● Work to do:
Write out each line from the data below that includes the word "JSON".

Part of a data file
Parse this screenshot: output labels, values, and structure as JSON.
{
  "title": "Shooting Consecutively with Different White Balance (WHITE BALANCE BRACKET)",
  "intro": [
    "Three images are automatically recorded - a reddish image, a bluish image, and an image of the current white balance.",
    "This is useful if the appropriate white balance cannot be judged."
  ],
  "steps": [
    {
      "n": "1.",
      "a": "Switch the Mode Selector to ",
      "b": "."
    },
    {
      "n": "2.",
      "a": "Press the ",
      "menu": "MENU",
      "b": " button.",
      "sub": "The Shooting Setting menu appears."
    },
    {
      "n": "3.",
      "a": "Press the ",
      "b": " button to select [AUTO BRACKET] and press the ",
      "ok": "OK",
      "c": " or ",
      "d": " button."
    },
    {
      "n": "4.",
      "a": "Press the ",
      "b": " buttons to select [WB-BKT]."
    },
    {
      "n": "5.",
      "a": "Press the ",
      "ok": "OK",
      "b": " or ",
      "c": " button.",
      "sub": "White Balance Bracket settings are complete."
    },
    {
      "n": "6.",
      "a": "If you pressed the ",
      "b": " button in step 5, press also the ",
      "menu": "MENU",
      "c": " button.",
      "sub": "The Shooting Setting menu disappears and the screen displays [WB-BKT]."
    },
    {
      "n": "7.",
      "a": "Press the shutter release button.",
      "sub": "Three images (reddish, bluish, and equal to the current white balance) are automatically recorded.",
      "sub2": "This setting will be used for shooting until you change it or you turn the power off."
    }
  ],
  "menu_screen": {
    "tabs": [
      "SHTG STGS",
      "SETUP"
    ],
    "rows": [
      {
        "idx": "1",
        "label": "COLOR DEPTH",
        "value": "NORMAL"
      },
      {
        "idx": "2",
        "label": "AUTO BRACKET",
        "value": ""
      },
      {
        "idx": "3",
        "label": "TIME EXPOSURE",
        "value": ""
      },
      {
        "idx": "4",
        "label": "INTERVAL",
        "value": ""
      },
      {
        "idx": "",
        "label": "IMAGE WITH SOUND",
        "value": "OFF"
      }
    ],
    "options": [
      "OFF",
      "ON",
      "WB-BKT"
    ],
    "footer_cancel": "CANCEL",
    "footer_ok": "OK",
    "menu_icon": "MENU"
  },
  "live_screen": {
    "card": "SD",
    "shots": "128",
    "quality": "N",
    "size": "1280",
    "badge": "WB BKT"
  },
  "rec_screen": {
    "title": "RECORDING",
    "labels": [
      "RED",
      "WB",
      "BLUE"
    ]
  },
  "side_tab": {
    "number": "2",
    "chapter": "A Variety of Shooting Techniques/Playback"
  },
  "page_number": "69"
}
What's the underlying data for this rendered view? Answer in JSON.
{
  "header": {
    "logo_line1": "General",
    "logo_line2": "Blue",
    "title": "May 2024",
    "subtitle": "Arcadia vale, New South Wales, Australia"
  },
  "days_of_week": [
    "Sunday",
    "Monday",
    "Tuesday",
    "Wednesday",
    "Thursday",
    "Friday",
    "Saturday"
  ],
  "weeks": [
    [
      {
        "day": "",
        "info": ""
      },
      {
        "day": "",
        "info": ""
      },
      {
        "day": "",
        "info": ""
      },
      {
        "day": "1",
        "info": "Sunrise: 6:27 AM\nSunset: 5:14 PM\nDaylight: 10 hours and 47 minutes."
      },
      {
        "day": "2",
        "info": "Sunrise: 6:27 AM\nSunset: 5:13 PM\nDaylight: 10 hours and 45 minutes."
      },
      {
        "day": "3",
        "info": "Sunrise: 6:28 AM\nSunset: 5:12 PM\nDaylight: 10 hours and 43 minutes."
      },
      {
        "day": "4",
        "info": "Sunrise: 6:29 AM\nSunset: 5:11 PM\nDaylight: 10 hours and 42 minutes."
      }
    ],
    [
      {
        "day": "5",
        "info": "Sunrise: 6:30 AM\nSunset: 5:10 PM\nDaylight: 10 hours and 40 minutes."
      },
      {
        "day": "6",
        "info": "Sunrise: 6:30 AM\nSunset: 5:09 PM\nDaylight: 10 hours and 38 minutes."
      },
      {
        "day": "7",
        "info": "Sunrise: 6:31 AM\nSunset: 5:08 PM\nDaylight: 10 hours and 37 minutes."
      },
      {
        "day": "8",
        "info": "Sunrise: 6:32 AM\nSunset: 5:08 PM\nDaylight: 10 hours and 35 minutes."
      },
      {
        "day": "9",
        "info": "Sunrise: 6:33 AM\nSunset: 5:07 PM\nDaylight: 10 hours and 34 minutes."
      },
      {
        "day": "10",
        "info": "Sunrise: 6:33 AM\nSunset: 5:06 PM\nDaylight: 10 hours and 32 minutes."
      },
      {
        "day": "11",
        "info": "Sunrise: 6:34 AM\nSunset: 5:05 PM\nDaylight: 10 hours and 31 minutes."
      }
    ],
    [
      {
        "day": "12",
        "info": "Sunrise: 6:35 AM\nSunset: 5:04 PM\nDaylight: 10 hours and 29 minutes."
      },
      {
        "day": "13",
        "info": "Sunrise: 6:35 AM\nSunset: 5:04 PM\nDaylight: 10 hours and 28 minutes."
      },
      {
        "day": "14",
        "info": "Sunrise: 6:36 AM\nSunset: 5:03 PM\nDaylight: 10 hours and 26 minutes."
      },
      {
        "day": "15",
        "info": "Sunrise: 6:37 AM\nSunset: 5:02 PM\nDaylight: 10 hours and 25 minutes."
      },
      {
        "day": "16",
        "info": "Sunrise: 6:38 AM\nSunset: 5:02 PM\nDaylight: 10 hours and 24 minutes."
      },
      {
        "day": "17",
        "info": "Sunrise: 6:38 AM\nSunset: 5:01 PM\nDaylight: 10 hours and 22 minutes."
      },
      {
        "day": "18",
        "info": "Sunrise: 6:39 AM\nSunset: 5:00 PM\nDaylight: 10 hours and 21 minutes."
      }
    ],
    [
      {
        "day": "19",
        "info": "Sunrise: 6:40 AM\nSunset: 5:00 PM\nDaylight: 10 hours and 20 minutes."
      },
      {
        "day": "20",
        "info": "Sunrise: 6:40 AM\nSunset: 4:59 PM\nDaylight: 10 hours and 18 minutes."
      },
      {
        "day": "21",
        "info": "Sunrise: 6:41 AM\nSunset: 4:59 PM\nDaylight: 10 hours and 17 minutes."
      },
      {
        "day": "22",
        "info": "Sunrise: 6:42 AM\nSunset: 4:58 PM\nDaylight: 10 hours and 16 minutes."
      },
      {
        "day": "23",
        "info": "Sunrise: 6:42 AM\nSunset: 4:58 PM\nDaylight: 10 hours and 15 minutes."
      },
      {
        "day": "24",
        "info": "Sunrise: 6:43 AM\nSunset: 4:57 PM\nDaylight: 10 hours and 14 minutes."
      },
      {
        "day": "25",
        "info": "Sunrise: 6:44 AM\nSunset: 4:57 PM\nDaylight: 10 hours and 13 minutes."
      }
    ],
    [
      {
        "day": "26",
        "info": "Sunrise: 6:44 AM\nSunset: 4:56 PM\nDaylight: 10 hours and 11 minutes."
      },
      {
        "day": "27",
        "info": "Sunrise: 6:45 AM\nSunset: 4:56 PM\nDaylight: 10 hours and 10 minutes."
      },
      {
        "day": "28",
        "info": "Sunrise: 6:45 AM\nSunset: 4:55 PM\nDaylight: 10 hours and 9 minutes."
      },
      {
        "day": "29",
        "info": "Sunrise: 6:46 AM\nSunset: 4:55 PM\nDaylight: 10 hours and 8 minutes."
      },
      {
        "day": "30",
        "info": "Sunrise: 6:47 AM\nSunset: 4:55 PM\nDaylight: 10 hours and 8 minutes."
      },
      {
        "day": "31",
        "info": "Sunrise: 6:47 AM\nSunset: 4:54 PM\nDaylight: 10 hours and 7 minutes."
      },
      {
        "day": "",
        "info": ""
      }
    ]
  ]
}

● Reply:
Parse this screenshot: output labels, values, and structure as JSON.
What's the underlying data for this rendered view? Answer in JSON.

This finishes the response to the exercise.